#### Given instruction
Each line of the material must be returned exactly.
+ + + + + + +
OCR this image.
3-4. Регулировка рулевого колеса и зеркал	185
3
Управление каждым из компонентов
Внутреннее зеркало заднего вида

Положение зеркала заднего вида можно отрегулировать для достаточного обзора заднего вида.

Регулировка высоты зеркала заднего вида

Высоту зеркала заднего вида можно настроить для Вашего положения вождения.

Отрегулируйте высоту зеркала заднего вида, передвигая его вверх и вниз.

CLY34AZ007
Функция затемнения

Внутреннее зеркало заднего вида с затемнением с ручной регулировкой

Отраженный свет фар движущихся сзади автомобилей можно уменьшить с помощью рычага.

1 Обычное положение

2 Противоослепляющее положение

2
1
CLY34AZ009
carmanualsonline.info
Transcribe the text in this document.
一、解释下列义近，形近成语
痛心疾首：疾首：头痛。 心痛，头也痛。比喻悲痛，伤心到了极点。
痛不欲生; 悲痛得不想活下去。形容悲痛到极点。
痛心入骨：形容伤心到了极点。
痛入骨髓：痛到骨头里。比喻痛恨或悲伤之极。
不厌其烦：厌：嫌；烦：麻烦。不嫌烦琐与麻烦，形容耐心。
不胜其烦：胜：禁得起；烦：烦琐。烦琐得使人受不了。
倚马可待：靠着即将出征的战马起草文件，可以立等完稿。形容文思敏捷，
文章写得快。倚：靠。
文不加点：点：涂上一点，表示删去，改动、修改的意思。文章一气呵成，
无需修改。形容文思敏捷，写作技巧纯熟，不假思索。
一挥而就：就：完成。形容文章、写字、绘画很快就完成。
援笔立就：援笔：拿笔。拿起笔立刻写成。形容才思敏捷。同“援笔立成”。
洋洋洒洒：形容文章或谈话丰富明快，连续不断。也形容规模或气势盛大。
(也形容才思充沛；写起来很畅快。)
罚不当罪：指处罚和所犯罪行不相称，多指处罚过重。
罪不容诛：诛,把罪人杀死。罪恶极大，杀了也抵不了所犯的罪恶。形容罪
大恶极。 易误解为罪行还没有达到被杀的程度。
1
+ + + + + + +
#### Task output
OCR this image.
3-4. Регулировка рулевого колеса и зеркал	185
3
Управление каждым из компонентов
Внутреннее зеркало заднего вида

Положение зеркала заднего вида можно отрегулировать для достаточного обзора заднего вида.

Регулировка высоты зеркала заднего вида

Высоту зеркала заднего вида можно настроить для Вашего положения вождения.

Отрегулируйте высоту зеркала заднего вида, передвигая его вверх и вниз.

CLY34AZ007
Функция затемнения

Внутреннее зеркало заднего вида с затемнением с ручной регулировкой

Отраженный свет фар движущихся сзади автомобилей можно уменьшить с помощью рычага.

1 Обычное положение

2 Противоослепляющее положение

2
1
CLY34AZ009
carmanualsonline.info
Transcribe the text in this document.
一、解释下列义近，形近成语
痛心疾首：疾首：头痛。 心痛，头也痛。比喻悲痛，伤心到了极点。
痛不欲生; 悲痛得不想活下去。形容悲痛到极点。
痛心入骨：形容伤心到了极点。
痛入骨髓：痛到骨头里。比喻痛恨或悲伤之极。
不厌其烦：厌：嫌；烦：麻烦。不嫌烦琐与麻烦，形容耐心。
不胜其烦：胜：禁得起；烦：烦琐。烦琐得使人受不了。
倚马可待：靠着即将出征的战马起草文件，可以立等完稿。形容文思敏捷，
文章写得快。倚：靠。
文不加点：点：涂上一点，表示删去，改动、修改的意思。文章一气呵成，
无需修改。形容文思敏捷，写作技巧纯熟，不假思索。
一挥而就：就：完成。形容文章、写字、绘画很快就完成。
援笔立就：援笔：拿笔。拿起笔立刻写成。形容才思敏捷。同“援笔立成”。
洋洋洒洒：形容文章或谈话丰富明快，连续不断。也形容规模或气势盛大。
(也形容才思充沛；写起来很畅快。)
罚不当罪：指处罚和所犯罪行不相称，多指处罚过重。
罪不容诛：诛,把罪人杀死。罪恶极大，杀了也抵不了所犯的罪恶。形容罪
大恶极。 易误解为罪行还没有达到被杀的程度。
1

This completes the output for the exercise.